What is required. Every record must be copied out exactly.

Supplied records Start Marker

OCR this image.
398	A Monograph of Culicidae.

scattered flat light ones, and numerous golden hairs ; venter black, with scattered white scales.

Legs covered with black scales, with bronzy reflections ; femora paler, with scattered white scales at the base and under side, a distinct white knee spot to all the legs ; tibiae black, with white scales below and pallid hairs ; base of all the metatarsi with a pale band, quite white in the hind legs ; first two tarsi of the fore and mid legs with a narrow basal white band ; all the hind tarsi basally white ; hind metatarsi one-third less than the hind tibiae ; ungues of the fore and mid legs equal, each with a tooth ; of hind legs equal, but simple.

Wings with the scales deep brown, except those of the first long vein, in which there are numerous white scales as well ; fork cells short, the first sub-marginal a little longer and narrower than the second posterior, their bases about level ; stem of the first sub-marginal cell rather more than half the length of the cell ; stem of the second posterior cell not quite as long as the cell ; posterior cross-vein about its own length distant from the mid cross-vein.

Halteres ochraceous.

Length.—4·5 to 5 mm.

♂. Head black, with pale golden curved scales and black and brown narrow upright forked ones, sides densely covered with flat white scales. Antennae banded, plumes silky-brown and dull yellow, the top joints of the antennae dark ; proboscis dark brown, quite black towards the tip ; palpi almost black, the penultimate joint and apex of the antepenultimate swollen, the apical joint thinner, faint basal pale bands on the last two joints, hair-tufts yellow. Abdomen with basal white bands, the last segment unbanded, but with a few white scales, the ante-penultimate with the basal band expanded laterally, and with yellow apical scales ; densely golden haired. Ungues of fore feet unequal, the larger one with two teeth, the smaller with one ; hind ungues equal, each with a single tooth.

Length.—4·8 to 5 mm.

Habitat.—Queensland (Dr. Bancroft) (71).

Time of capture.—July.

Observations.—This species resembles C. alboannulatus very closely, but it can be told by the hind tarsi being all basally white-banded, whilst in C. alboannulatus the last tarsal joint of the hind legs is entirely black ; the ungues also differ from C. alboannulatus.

Supplied records End Marker

Solution.
OCR this image.
398	A Monograph of Culicidae.

scattered flat light ones, and numerous golden hairs ; venter black, with scattered white scales.

Legs covered with black scales, with bronzy reflections ; femora paler, with scattered white scales at the base and under side, a distinct white knee spot to all the legs ; tibiae black, with white scales below and pallid hairs ; base of all the metatarsi with a pale band, quite white in the hind legs ; first two tarsi of the fore and mid legs with a narrow basal white band ; all the hind tarsi basally white ; hind metatarsi one-third less than the hind tibiae ; ungues of the fore and mid legs equal, each with a tooth ; of hind legs equal, but simple.

Wings with the scales deep brown, except those of the first long vein, in which there are numerous white scales as well ; fork cells short, the first sub-marginal a little longer and narrower than the second posterior, their bases about level ; stem of the first sub-marginal cell rather more than half the length of the cell ; stem of the second posterior cell not quite as long as the cell ; posterior cross-vein about its own length distant from the mid cross-vein.

Halteres ochraceous.

Length.—4·5 to 5 mm.

♂. Head black, with pale golden curved scales and black and brown narrow upright forked ones, sides densely covered with flat white scales. Antennae banded, plumes silky-brown and dull yellow, the top joints of the antennae dark ; proboscis dark brown, quite black towards the tip ; palpi almost black, the penultimate joint and apex of the antepenultimate swollen, the apical joint thinner, faint basal pale bands on the last two joints, hair-tufts yellow. Abdomen with basal white bands, the last segment unbanded, but with a few white scales, the ante-penultimate with the basal band expanded laterally, and with yellow apical scales ; densely golden haired. Ungues of fore feet unequal, the larger one with two teeth, the smaller with one ; hind ungues equal, each with a single tooth.

Length.—4·8 to 5 mm.

Habitat.—Queensland (Dr. Bancroft) (71).

Time of capture.—July.

Observations.—This species resembles C. alboannulatus very closely, but it can be told by the hind tarsi being all basally white-banded, whilst in C. alboannulatus the last tarsal joint of the hind legs is entirely black ; the ungues also differ from C. alboannulatus.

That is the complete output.